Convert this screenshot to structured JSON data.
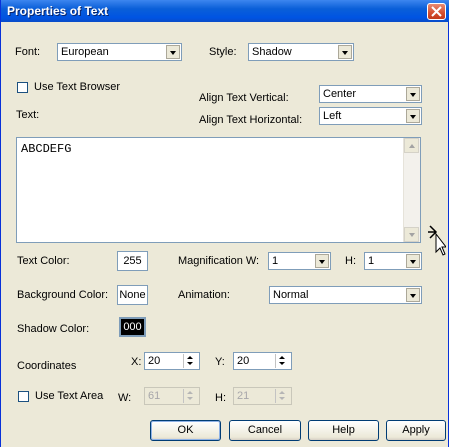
{
  "window": {
    "title": "Properties of Text"
  },
  "font": {
    "label": "Font:",
    "value": "European"
  },
  "style": {
    "label": "Style:",
    "value": "Shadow"
  },
  "use_text_browser": {
    "label": "Use Text Browser",
    "checked": false
  },
  "text_label": "Text:",
  "align_vertical": {
    "label": "Align Text Vertical:",
    "value": "Center"
  },
  "align_horizontal": {
    "label": "Align Text Horizontal:",
    "value": "Left"
  },
  "text_content": "ABCDEFG",
  "text_color": {
    "label": "Text Color:",
    "value": "255"
  },
  "magnification": {
    "label": "Magnification W:",
    "w": "1",
    "h_label": "H:",
    "h": "1"
  },
  "background_color": {
    "label": "Background Color:",
    "value": "None"
  },
  "animation": {
    "label": "Animation:",
    "value": "Normal"
  },
  "shadow_color": {
    "label": "Shadow Color:",
    "value": "000"
  },
  "coordinates": {
    "label": "Coordinates",
    "x_label": "X:",
    "x": "20",
    "y_label": "Y:",
    "y": "20"
  },
  "use_text_area": {
    "label": "Use Text Area",
    "checked": false,
    "w_label": "W:",
    "w": "61",
    "h_label": "H:",
    "h": "21"
  },
  "buttons": {
    "ok": "OK",
    "cancel": "Cancel",
    "help": "Help",
    "apply": "Apply"
  },
  "colors": {
    "title_bar": "#0054e3",
    "dialog_bg": "#ece9d8",
    "close": "#d44e2f"
  }
}
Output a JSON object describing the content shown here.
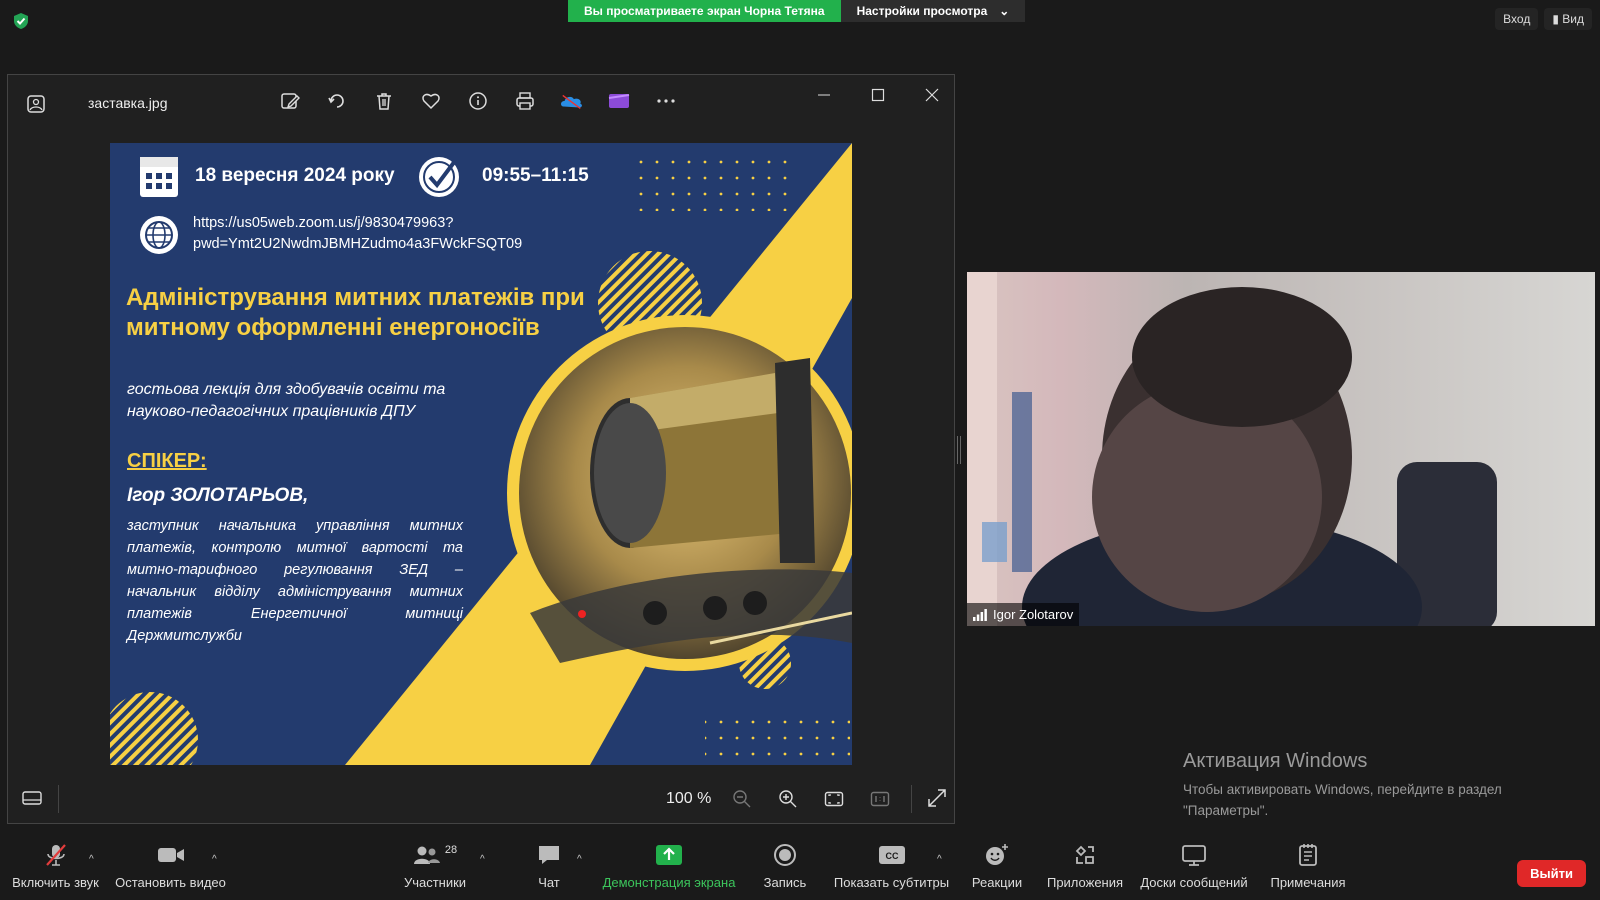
{
  "top": {
    "share_banner_text": "Вы просматриваете экран Чорна Тетяна",
    "view_settings": "Настройки просмотра",
    "login": "Вход",
    "view": "Вид"
  },
  "viewer": {
    "filename": "заставка.jpg",
    "zoom": "100 %",
    "tool_icons": [
      "edit-icon",
      "rotate-icon",
      "delete-icon",
      "favorite-icon",
      "info-icon",
      "print-icon",
      "onedrive-icon",
      "clipchamp-icon",
      "more-icon"
    ]
  },
  "poster": {
    "date": "18 вересня 2024 року",
    "time": "09:55–11:15",
    "link_line1": "https://us05web.zoom.us/j/9830479963?",
    "link_line2": "pwd=Ymt2U2NwdmJBMHZudmo4a3FWckFSQT09",
    "title": "Адміністрування митних платежів при митному оформленні енергоносіїв",
    "subtitle": "гостьова лекція для здобувачів освіти та науково-педагогічних працівників ДПУ",
    "speaker_label": "СПІКЕР:",
    "speaker_name": "Ігор ЗОЛОТАРЬОВ,",
    "speaker_desc": "заступник начальника управління митних платежів, контролю митної вартості та митно-тарифного регулювання ЗЕД – начальник відділу адміністрування митних платежів Енергетичної митниці Держмитслужби",
    "colors": {
      "navy": "#233b6e",
      "yellow": "#f7d044"
    }
  },
  "video": {
    "participant_name": "Igor Zolotarov"
  },
  "activation": {
    "heading": "Активация Windows",
    "text": "Чтобы активировать Windows, перейдите в раздел \"Параметры\"."
  },
  "toolbar": {
    "unmute": "Включить звук",
    "stop_video": "Остановить видео",
    "participants": "Участники",
    "participants_count": "28",
    "chat": "Чат",
    "share_screen": "Демонстрация экрана",
    "record": "Запись",
    "captions": "Показать субтитры",
    "reactions": "Реакции",
    "apps": "Приложения",
    "whiteboards": "Доски сообщений",
    "notes": "Примечания",
    "leave": "Выйти"
  }
}
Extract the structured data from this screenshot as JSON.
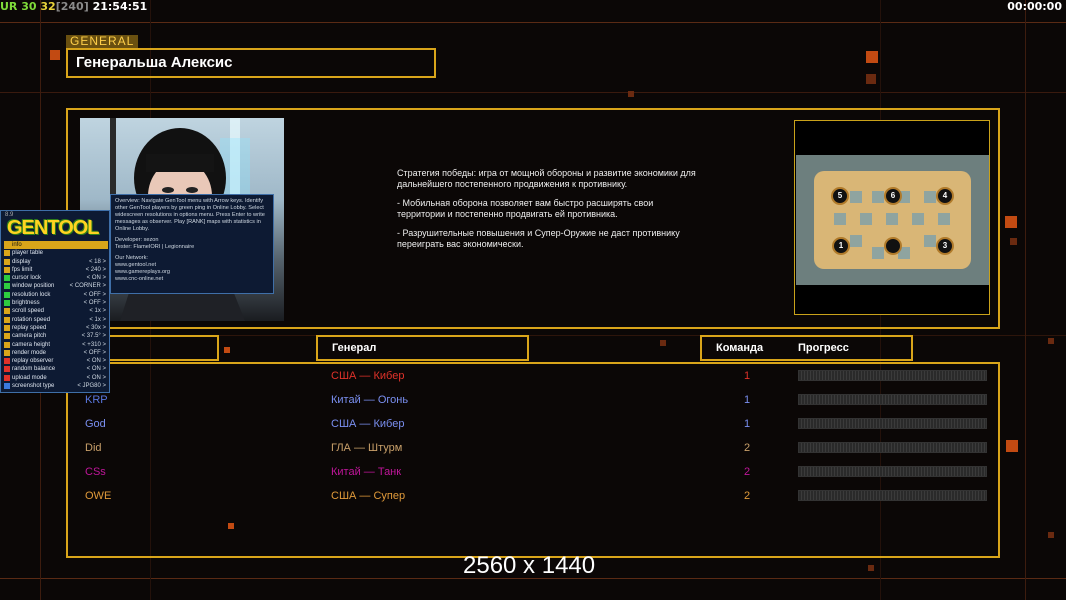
═══
→ **REQUEST**
Leave out the pictures and give the listing above again exactly.

→ **COMPLETE OUTPUT**
Convert this screenshot to structured JSON data.
{
  "window": {
    "title": "Properties of Text"
  },
  "font": {
    "label": "Font:",
    "value": "European"
  },
  "style": {
    "label": "Style:",
    "value": "Shadow"
  },
  "use_text_browser": {
    "label": "Use Text Browser",
    "checked": false
  },
  "text_label": "Text:",
  "align_vertical": {
    "label": "Align Text Vertical:",
    "value": "Center"
  },
  "align_horizontal": {
    "label": "Align Text Horizontal:",
    "value": "Left"
  },
  "text_content": "ABCDEFG",
  "text_color": {
    "label": "Text Color:",
    "value": "255"
  },
  "magnification": {
    "label": "Magnification W:",
    "w": "1",
    "h_label": "H:",
    "h": "1"
  },
  "background_color": {
    "label": "Background Color:",
    "value": "None"
  },
  "animation": {
    "label": "Animation:",
    "value": "Normal"
  },
  "shadow_color": {
    "label": "Shadow Color:",
    "value": "000"
  },
  "coordinates": {
    "label": "Coordinates",
    "x_label": "X:",
    "x": "20",
    "y_label": "Y:",
    "y": "20"
  },
  "use_text_area": {
    "label": "Use Text Area",
    "checked": false,
    "w_label": "W:",
    "w": "61",
    "h_label": "H:",
    "h": "21"
  },
  "buttons": {
    "ok": "OK",
    "cancel": "Cancel",
    "help": "Help",
    "apply": "Apply"
  },
  "colors": {
    "title_bar": "#0054e3",
    "dialog_bg": "#ece9d8",
    "close": "#d44e2f"
  }
}
Output a JSON object describing the content shown here.
{
  "top": {
    "share_banner_text": "Вы просматриваете экран Чорна Тетяна",
    "view_settings": "Настройки просмотра",
    "login": "Вход",
    "view": "Вид"
  },
  "viewer": {
    "filename": "заставка.jpg",
    "zoom": "100 %",
    "tool_icons": [
      "edit-icon",
      "rotate-icon",
      "delete-icon",
      "favorite-icon",
      "info-icon",
      "print-icon",
      "onedrive-icon",
      "clipchamp-icon",
      "more-icon"
    ]
  },
  "poster": {
    "date": "18 вересня 2024 року",
    "time": "09:55–11:15",
    "link_line1": "https://us05web.zoom.us/j/9830479963?",
    "link_line2": "pwd=Ymt2U2NwdmJBMHZudmo4a3FWckFSQT09",
    "title": "Адміністрування митних платежів при митному оформленні енергоносіїв",
    "subtitle": "гостьова лекція для здобувачів освіти та науково-педагогічних працівників ДПУ",
    "speaker_label": "СПІКЕР:",
    "speaker_name": "Ігор ЗОЛОТАРЬОВ,",
    "speaker_desc": "заступник начальника управління митних платежів, контролю митної вартості та митно-тарифного регулювання ЗЕД – начальник відділу адміністрування митних платежів Енергетичної митниці Держмитслужби",
    "colors": {
      "navy": "#233b6e",
      "yellow": "#f7d044"
    }
  },
  "video": {
    "participant_name": "Igor Zolotarov"
  },
  "activation": {
    "heading": "Активация Windows",
    "text": "Чтобы активировать Windows, перейдите в раздел \"Параметры\"."
  },
  "toolbar": {
    "unmute": "Включить звук",
    "stop_video": "Остановить видео",
    "participants": "Участники",
    "participants_count": "28",
    "chat": "Чат",
    "share_screen": "Демонстрация экрана",
    "record": "Запись",
    "captions": "Показать субтитры",
    "reactions": "Реакции",
    "apps": "Приложения",
    "whiteboards": "Доски сообщений",
    "notes": "Примечания",
    "leave": "Выйти"
  }
}
Extract the structured data from this screenshot as JSON.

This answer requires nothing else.